▶ _GOAL_:
How many lines in the entries below contain the word "drain"? Reply with the number alone.
## BEGIN
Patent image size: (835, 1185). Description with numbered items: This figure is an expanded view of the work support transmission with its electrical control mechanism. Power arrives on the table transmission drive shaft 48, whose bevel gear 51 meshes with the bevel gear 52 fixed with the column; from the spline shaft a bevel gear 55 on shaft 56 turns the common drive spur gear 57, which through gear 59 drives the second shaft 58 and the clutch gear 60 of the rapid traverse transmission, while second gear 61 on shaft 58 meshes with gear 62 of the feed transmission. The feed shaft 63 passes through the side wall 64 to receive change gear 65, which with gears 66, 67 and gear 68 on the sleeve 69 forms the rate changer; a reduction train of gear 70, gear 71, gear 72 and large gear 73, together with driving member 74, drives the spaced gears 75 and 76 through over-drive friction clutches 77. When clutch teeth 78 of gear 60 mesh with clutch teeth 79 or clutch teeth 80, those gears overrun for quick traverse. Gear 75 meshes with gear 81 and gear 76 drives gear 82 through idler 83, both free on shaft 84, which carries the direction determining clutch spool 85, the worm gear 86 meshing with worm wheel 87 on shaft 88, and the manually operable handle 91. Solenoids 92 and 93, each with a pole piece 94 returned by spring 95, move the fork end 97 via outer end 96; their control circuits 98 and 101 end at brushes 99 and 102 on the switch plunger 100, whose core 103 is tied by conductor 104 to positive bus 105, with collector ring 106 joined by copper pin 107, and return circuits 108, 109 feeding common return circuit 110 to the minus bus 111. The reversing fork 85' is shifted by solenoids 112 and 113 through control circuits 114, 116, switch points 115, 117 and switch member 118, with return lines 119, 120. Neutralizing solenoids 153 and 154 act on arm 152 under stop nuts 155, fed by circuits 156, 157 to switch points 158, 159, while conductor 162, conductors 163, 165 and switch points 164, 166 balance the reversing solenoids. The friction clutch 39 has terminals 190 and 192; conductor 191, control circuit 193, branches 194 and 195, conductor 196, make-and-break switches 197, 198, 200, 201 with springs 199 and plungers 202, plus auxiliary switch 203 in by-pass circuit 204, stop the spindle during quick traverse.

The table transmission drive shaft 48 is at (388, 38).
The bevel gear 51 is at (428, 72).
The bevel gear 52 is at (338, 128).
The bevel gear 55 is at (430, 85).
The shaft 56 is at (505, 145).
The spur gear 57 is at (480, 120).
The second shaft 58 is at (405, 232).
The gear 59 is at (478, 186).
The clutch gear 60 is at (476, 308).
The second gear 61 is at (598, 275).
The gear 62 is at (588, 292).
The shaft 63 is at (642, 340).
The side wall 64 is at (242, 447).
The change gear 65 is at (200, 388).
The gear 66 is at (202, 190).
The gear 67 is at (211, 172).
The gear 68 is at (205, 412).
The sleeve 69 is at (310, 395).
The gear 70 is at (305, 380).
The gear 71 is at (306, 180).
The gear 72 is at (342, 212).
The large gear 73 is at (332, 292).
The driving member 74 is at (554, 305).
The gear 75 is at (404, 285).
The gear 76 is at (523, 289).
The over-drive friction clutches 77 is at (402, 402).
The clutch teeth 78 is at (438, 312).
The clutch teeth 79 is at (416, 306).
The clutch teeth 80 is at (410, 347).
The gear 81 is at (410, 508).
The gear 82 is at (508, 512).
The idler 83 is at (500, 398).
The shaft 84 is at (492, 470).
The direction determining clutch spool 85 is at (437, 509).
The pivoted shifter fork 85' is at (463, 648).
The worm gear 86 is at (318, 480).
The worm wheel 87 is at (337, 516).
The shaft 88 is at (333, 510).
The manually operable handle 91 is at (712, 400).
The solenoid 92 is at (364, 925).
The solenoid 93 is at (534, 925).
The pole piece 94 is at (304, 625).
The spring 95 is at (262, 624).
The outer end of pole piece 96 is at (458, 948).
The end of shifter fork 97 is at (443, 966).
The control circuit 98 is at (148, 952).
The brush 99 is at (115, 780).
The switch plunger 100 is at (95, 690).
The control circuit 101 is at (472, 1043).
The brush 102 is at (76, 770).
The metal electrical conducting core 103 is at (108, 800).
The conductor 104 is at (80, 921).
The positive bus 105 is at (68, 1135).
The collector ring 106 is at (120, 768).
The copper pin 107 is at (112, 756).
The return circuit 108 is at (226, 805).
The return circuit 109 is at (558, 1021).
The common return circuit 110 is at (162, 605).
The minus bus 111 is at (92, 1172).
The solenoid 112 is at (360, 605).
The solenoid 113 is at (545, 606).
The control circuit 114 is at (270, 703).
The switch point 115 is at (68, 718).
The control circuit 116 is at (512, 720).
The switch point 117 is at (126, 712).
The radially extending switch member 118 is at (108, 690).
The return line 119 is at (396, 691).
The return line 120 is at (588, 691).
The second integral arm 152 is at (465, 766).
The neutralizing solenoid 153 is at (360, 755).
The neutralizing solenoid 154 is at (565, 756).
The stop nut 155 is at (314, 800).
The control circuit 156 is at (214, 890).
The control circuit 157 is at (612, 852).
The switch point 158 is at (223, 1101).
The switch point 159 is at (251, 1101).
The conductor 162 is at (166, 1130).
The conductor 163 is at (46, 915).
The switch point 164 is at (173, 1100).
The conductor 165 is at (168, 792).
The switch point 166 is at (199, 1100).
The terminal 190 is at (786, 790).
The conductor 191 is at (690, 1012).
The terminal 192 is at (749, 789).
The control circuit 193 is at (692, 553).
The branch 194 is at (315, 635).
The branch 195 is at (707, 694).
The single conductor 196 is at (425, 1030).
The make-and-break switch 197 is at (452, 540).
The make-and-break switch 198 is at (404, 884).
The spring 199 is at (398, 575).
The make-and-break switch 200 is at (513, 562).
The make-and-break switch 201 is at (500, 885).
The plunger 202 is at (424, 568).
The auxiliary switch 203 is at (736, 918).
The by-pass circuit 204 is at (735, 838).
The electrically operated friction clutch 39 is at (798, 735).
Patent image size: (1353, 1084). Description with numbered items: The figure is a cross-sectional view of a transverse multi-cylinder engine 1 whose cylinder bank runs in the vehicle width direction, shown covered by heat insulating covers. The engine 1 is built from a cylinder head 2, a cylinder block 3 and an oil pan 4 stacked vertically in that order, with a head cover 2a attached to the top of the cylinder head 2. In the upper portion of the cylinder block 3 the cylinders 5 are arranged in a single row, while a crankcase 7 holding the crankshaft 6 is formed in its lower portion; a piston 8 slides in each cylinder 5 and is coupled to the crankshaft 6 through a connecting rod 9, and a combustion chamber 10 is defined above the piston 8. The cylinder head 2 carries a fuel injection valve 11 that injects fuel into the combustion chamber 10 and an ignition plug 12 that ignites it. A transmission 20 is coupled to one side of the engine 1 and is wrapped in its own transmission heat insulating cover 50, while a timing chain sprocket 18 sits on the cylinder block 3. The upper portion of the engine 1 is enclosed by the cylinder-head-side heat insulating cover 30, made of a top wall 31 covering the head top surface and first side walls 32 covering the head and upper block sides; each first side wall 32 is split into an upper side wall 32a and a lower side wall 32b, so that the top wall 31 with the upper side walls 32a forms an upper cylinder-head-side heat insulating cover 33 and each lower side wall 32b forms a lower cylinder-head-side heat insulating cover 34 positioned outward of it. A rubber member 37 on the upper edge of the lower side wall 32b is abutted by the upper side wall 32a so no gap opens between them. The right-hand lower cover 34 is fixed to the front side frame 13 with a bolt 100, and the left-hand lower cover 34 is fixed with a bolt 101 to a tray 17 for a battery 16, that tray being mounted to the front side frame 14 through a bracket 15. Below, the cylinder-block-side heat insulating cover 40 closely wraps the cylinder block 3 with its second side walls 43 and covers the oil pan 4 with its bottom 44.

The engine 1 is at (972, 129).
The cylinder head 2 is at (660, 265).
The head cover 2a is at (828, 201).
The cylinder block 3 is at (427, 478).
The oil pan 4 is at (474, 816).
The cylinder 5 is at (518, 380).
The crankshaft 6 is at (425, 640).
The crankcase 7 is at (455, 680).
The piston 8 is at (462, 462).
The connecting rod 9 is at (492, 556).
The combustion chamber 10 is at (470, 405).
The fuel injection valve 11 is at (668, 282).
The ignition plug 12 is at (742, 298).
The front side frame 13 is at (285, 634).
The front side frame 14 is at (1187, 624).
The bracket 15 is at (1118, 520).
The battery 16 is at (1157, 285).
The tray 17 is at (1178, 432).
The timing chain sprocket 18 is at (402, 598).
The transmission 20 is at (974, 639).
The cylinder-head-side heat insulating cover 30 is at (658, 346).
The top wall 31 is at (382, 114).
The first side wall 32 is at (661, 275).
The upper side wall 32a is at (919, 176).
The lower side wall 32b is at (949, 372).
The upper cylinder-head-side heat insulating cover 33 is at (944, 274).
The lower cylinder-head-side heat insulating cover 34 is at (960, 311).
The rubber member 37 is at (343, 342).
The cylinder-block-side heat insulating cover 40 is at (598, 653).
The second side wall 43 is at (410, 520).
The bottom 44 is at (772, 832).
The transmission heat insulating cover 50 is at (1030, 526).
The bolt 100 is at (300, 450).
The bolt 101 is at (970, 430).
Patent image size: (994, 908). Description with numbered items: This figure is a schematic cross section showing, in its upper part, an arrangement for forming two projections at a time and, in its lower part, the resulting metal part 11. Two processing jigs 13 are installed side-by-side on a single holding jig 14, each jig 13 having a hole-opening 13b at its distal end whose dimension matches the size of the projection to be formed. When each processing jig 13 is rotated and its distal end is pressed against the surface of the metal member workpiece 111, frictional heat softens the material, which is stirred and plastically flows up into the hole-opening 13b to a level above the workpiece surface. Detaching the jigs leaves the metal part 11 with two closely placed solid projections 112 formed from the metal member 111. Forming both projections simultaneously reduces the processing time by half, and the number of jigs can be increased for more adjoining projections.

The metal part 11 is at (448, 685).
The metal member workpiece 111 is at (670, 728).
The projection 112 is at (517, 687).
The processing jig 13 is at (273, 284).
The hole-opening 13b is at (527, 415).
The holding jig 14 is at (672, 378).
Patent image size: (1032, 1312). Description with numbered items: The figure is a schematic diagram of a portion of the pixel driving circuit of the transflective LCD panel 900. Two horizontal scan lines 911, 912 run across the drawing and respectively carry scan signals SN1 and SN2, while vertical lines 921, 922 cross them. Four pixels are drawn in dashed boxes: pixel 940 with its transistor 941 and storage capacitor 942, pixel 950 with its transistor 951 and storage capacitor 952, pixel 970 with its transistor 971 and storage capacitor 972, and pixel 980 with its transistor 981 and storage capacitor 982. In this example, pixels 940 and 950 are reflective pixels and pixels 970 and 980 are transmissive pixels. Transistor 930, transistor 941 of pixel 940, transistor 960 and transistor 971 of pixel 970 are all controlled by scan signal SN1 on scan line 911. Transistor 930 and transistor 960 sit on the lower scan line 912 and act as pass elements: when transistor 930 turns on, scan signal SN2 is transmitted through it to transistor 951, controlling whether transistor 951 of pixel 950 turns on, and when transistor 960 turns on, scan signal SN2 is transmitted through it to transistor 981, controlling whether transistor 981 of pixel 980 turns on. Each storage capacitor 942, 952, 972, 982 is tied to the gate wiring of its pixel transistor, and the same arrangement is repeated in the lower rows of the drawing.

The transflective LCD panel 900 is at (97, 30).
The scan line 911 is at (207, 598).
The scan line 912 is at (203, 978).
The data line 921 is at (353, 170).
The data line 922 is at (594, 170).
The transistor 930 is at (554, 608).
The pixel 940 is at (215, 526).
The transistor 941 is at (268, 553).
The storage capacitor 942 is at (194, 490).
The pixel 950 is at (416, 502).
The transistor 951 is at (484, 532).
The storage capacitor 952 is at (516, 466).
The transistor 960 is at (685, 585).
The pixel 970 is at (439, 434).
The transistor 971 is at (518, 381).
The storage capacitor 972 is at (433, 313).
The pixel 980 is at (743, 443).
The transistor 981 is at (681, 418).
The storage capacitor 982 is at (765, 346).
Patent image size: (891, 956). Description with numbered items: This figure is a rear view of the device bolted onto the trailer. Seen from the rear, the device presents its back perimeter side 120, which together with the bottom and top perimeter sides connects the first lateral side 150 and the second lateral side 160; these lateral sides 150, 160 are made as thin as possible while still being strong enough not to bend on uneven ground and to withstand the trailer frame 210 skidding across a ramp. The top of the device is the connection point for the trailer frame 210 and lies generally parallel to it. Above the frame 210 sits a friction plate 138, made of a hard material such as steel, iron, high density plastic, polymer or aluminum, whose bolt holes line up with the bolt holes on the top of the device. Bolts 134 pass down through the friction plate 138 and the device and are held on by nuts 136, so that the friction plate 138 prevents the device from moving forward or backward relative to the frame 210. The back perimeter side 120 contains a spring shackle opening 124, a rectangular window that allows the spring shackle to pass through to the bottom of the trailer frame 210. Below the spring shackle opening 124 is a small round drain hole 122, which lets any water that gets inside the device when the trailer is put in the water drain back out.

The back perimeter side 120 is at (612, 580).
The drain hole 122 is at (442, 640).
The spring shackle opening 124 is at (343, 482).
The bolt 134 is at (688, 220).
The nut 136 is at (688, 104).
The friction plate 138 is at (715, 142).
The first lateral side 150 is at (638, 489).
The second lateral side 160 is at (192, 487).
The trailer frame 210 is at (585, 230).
## END
▶ _RESPONSE_:
2